> SOURCE RECORDS:
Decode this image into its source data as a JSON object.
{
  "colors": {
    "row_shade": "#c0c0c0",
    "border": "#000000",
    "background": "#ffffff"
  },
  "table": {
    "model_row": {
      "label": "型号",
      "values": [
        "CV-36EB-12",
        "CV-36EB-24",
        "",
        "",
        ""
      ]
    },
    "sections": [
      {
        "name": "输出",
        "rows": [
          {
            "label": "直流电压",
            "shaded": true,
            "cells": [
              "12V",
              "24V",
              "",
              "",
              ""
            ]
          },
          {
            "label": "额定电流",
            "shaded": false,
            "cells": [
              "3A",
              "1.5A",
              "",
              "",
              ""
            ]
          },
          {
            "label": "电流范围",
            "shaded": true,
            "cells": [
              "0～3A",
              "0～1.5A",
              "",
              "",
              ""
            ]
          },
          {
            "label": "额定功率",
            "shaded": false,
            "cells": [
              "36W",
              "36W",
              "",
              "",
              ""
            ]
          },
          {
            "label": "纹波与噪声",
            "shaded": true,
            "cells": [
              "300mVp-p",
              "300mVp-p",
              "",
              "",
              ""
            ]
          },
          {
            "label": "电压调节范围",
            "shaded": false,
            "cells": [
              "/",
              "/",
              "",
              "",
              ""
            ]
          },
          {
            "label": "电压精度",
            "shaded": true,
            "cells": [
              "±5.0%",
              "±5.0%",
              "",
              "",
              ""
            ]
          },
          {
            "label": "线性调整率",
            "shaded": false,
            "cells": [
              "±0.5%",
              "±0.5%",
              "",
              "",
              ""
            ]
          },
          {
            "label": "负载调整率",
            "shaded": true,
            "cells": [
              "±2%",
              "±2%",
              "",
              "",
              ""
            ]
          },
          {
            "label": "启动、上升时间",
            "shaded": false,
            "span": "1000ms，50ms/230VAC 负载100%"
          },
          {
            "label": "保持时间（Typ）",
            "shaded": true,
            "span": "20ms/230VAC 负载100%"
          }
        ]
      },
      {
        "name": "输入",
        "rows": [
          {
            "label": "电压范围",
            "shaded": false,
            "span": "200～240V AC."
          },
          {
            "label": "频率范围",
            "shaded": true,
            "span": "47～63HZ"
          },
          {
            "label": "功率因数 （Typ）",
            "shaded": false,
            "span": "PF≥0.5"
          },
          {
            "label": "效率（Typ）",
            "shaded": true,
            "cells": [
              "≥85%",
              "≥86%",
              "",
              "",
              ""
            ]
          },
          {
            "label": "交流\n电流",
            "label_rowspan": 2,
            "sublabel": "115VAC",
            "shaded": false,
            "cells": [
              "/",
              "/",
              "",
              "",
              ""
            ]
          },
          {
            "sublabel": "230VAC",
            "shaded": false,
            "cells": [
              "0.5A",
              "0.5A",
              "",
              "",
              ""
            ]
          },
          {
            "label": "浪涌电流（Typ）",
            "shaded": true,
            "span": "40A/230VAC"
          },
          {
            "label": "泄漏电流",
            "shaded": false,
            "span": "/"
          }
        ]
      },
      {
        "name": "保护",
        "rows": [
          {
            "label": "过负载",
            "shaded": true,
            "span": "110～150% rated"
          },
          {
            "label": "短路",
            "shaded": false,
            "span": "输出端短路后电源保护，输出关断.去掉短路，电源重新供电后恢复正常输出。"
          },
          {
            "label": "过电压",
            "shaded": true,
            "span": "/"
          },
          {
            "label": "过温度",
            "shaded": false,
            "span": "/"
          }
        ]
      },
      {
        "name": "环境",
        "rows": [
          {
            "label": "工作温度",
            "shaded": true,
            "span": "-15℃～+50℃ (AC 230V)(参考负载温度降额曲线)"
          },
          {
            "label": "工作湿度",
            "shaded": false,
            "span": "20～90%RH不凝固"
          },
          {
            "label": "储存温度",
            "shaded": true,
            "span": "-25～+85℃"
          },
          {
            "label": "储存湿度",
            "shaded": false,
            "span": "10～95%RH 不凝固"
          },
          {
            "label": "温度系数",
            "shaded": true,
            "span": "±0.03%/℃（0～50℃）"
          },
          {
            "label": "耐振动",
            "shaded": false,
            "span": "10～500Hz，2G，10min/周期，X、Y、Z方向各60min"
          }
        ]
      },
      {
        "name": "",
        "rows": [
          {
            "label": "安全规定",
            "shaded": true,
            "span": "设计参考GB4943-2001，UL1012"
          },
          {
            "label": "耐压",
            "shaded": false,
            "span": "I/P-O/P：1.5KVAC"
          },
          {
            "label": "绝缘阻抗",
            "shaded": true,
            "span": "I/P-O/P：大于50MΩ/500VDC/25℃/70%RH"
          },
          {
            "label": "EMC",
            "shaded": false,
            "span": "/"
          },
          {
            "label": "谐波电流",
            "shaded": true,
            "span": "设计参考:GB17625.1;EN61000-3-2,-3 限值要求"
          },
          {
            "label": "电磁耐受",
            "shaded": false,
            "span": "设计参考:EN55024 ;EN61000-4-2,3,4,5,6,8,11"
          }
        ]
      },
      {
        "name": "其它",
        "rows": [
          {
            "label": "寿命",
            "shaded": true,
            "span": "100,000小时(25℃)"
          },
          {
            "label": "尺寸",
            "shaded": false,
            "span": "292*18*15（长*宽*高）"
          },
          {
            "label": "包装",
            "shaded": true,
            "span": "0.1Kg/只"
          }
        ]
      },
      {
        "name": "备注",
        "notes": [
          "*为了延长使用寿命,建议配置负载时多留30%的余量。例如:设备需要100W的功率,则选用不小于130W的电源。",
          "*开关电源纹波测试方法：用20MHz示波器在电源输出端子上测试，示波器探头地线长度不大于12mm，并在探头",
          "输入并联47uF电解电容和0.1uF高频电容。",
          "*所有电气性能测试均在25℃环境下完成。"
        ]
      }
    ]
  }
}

---

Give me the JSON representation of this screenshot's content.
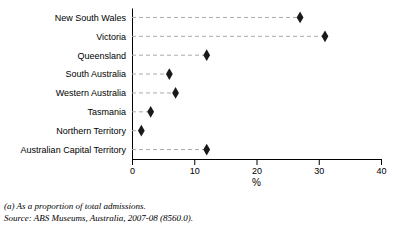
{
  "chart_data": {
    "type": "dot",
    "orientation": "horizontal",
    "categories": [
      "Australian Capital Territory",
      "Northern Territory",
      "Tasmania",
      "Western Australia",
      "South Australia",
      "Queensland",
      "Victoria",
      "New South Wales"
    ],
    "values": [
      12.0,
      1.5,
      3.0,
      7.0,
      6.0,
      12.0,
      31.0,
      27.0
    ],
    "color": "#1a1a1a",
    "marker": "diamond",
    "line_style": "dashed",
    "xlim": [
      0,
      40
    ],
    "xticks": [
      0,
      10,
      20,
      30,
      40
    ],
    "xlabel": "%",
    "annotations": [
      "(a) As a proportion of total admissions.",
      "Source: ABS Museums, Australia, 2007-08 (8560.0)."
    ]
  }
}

> GOAL OF THE EXERCISE: What is the number of lines in the listing that contain the string "name"? Reply with that number alone.

> FULL ANSWER: 7